> _Task requirements_:
Isolate every line in the data with the string "Sulawesi" and copy it.

------------------------------------------------------------------------

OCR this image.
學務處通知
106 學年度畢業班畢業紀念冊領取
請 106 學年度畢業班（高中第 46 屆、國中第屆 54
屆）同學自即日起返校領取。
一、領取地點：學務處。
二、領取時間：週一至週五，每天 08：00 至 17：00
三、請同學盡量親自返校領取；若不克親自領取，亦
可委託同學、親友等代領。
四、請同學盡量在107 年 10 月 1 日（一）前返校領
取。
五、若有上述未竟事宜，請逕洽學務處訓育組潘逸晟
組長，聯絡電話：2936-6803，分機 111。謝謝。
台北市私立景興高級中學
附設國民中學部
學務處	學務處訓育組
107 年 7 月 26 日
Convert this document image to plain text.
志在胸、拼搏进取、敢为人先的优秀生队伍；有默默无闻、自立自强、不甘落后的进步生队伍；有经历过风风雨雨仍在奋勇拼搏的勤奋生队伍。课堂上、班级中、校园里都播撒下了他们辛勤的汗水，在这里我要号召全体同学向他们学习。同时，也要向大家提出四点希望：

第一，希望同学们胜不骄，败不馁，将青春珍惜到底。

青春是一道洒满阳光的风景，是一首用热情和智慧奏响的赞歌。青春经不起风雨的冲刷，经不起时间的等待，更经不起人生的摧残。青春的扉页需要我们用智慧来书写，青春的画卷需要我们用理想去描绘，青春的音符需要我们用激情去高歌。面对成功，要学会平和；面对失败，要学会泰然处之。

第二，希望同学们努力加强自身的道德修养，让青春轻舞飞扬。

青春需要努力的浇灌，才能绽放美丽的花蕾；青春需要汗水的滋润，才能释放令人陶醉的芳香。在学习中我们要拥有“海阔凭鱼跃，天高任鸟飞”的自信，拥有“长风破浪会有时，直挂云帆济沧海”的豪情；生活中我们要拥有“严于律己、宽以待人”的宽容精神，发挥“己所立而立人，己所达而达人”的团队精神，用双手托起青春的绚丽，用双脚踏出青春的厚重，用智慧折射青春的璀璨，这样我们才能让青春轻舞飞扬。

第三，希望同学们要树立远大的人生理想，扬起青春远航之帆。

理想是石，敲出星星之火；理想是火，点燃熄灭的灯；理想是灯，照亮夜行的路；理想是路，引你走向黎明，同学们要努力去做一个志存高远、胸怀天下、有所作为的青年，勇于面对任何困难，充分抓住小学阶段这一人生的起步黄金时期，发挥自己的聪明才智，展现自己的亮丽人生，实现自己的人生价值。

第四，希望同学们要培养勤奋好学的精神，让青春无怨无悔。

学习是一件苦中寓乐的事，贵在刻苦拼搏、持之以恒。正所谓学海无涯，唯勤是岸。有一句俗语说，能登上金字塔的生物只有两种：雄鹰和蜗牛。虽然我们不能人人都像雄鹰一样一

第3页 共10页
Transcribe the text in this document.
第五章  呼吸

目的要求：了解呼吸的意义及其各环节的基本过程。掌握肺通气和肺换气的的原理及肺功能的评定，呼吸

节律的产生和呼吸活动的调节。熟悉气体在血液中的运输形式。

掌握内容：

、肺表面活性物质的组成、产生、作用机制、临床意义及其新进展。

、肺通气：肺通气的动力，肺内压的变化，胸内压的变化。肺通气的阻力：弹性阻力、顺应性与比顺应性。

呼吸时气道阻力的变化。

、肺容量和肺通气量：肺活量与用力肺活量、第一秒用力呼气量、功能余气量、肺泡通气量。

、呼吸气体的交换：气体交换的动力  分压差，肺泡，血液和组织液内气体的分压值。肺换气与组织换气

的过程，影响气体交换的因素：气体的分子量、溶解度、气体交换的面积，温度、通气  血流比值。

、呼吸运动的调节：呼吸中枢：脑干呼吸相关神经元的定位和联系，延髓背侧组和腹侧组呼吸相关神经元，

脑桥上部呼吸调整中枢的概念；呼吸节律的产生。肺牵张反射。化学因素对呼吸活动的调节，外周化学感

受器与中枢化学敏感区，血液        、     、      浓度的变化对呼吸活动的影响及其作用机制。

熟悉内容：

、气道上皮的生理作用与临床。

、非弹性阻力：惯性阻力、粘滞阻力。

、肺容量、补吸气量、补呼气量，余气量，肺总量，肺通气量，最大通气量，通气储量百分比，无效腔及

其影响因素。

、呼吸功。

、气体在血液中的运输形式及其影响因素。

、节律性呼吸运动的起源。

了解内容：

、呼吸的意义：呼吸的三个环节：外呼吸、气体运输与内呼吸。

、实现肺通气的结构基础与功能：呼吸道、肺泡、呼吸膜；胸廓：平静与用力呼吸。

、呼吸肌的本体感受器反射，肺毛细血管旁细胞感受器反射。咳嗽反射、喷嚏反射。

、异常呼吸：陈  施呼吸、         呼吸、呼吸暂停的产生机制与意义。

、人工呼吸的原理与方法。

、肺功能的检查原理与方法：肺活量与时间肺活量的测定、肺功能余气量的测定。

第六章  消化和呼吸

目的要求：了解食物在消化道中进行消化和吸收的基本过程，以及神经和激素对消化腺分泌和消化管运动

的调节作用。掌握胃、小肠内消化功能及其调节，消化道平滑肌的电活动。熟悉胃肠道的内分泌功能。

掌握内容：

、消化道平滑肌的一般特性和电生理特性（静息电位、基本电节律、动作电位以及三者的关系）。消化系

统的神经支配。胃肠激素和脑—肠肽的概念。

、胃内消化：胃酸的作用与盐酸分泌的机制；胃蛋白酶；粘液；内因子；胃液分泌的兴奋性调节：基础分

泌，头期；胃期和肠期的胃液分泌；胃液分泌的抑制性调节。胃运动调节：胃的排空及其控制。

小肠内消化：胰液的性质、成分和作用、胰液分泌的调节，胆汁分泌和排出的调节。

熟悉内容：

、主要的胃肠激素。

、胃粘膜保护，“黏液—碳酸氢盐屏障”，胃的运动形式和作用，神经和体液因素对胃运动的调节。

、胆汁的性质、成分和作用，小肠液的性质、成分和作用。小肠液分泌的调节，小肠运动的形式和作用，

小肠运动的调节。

------------------------------------------------------------------------

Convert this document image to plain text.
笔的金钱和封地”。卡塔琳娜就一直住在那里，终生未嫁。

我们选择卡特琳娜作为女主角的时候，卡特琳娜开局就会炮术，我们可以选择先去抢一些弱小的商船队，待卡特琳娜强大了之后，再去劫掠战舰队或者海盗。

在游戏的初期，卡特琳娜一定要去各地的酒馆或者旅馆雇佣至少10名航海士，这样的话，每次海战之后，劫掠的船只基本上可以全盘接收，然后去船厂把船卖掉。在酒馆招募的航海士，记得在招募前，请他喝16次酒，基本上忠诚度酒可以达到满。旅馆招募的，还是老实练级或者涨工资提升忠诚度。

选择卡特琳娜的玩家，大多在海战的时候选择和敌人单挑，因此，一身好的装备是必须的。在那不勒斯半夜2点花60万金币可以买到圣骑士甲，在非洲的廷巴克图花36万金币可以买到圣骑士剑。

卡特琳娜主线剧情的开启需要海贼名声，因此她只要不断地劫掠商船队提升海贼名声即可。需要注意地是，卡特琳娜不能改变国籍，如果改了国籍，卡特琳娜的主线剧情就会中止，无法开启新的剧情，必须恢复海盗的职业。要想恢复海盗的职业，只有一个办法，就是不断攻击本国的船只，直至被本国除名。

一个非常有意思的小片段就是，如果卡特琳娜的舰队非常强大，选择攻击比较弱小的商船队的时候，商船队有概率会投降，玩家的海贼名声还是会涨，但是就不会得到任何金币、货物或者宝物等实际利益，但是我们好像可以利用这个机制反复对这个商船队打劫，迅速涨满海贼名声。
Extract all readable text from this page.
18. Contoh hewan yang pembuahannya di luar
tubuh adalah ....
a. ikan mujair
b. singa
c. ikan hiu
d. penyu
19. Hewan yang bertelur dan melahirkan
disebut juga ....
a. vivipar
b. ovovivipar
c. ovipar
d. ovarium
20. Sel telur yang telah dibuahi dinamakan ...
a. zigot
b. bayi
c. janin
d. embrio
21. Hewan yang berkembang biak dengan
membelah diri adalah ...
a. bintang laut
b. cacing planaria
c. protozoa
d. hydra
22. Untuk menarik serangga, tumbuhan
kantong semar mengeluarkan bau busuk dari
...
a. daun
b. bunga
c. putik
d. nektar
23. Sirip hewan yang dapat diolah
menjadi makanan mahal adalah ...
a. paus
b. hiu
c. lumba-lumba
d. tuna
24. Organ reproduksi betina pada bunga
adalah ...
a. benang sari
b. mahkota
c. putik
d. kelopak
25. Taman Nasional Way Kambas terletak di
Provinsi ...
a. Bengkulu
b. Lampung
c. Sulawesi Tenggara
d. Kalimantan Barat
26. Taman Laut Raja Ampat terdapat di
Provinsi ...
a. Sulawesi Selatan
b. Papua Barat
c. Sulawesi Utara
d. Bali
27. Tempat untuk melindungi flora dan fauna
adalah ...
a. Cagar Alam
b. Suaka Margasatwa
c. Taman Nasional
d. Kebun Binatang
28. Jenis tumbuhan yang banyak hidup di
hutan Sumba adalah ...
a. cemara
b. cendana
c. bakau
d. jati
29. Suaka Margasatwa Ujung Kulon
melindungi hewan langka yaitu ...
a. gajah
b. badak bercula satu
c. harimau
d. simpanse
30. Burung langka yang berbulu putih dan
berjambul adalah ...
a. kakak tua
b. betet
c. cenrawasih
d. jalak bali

------------------------------------------------------------------------

> _Answer_:
c. Sulawesi Tenggara
a. Sulawesi Selatan
c. Sulawesi Utara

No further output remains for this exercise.